[Excerpt from a dataset]
>>>>

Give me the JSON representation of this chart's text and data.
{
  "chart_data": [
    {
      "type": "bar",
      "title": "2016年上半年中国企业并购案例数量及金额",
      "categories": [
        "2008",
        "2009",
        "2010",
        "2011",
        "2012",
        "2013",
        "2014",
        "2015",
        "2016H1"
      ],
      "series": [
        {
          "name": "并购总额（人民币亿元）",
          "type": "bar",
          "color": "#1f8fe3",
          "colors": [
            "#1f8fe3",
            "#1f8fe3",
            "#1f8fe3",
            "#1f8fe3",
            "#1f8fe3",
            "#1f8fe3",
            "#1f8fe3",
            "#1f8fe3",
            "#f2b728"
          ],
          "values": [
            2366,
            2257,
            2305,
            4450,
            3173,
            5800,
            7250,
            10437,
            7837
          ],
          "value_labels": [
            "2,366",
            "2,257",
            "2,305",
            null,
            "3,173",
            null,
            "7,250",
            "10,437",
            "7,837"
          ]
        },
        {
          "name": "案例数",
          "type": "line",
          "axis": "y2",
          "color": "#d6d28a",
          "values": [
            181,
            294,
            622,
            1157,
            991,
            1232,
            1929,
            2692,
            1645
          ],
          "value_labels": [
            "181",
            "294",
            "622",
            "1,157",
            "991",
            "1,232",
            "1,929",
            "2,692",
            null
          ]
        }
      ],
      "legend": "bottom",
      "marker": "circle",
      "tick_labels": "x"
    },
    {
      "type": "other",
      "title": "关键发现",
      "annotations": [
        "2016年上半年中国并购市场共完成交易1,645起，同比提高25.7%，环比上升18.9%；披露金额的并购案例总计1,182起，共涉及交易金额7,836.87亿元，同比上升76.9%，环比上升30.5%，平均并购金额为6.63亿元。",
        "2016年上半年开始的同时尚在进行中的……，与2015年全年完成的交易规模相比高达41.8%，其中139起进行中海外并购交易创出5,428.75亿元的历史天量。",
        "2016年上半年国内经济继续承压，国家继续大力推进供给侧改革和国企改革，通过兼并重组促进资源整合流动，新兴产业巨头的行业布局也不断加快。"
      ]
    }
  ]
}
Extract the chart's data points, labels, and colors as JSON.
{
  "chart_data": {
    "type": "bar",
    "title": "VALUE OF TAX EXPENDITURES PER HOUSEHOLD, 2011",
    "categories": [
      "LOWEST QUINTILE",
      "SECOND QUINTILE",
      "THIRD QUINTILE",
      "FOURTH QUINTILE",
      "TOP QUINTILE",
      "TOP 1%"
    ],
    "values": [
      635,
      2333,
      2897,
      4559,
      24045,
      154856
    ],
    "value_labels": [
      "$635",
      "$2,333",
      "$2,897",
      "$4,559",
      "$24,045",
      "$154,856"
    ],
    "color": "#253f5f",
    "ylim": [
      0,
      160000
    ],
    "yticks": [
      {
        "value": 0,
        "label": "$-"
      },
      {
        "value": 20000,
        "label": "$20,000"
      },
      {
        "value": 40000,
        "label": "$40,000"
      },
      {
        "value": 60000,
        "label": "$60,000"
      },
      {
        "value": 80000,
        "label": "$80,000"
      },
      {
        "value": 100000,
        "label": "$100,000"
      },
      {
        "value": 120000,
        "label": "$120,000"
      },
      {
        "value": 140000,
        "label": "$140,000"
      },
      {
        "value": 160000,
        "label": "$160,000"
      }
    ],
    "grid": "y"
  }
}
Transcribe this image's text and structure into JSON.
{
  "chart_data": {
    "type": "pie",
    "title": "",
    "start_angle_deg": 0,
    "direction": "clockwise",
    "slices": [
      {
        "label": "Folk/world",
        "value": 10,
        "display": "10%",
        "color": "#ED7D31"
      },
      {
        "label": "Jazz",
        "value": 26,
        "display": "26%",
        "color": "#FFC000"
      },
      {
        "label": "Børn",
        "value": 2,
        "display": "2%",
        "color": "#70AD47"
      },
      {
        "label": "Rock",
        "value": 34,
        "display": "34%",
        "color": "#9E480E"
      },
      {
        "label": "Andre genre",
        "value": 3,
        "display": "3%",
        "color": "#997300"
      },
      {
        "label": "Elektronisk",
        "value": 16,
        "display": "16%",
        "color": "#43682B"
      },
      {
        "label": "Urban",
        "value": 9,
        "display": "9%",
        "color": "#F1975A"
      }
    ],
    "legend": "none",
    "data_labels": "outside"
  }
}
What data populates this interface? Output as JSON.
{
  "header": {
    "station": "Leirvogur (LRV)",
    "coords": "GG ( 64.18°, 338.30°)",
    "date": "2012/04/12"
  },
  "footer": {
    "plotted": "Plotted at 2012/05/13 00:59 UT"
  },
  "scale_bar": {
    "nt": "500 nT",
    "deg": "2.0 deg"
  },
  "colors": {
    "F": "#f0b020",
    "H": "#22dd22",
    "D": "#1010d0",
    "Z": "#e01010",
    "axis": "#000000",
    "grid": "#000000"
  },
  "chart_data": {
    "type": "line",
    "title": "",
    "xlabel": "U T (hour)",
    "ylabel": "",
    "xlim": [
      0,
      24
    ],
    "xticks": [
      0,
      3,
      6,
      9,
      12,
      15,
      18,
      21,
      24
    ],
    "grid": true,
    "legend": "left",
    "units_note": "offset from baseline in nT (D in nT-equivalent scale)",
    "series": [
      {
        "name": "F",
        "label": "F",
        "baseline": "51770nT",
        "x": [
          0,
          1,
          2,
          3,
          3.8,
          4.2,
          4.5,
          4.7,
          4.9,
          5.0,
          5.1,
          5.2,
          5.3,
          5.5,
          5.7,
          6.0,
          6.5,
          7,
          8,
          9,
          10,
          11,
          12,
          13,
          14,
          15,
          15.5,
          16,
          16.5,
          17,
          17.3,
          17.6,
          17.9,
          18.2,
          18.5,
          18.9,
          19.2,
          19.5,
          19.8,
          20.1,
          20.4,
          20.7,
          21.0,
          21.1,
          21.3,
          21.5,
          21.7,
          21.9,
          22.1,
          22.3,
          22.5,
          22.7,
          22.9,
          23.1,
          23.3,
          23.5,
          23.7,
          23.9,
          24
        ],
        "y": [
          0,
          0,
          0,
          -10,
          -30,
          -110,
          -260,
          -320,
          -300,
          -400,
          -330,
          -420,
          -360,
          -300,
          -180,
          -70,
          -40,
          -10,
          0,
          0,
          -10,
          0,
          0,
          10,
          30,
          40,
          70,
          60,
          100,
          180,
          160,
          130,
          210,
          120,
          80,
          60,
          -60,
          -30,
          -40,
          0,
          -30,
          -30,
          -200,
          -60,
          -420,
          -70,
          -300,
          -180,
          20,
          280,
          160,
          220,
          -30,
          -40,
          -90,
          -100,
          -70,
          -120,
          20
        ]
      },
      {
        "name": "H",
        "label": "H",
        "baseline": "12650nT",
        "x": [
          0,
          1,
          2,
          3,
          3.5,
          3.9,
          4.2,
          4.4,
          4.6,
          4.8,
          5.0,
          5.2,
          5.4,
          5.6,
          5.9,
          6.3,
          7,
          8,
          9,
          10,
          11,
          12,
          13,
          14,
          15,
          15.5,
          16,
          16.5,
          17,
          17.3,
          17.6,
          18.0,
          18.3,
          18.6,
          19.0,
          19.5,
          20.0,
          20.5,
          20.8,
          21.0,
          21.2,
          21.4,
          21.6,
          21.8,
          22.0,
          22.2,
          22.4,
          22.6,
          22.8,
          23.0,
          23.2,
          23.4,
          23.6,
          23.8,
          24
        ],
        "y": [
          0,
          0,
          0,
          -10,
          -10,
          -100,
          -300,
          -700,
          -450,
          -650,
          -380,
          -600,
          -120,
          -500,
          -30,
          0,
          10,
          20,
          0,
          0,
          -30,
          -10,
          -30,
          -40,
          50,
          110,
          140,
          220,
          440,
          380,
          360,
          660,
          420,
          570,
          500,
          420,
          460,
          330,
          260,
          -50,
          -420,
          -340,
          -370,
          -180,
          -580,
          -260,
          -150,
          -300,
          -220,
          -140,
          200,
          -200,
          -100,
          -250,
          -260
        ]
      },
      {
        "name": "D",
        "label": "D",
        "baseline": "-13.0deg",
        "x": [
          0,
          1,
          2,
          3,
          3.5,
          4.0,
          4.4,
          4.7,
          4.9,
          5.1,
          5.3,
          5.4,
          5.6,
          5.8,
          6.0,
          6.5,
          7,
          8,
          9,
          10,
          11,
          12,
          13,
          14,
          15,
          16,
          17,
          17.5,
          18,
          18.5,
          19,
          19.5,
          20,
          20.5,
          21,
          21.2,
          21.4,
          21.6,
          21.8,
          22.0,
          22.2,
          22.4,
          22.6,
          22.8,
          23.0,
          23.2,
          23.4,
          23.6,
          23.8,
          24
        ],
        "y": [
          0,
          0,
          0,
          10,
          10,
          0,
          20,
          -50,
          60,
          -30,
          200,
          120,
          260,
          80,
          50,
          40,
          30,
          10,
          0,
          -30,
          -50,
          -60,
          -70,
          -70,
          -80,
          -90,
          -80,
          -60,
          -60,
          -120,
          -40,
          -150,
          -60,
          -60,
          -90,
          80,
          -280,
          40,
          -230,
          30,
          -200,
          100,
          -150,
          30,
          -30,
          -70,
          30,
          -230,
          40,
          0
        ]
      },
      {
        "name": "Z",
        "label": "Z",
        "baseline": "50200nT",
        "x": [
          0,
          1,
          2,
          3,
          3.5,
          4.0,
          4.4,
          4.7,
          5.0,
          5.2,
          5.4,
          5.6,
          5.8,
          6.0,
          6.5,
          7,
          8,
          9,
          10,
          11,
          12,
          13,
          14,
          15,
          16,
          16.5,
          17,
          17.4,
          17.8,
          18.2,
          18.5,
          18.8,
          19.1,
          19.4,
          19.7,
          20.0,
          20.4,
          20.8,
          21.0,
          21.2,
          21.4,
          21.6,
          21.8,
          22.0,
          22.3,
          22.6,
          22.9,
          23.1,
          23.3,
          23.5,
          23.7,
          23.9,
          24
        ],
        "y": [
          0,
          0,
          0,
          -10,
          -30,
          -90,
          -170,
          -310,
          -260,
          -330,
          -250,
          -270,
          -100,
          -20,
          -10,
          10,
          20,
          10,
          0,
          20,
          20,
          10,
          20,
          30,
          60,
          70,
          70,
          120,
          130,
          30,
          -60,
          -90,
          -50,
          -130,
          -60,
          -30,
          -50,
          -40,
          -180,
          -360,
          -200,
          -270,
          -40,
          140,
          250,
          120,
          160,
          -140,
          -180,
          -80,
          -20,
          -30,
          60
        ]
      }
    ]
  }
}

<<<<

◆ WHAT THE EXERCISE ASKS
Identify every line above with the string "colors" in it. Copy those lines.

◆ WRITTEN ANSWER
          "colors": [
Extract the chart's data points, labels, and colors as JSON.
  "colors": {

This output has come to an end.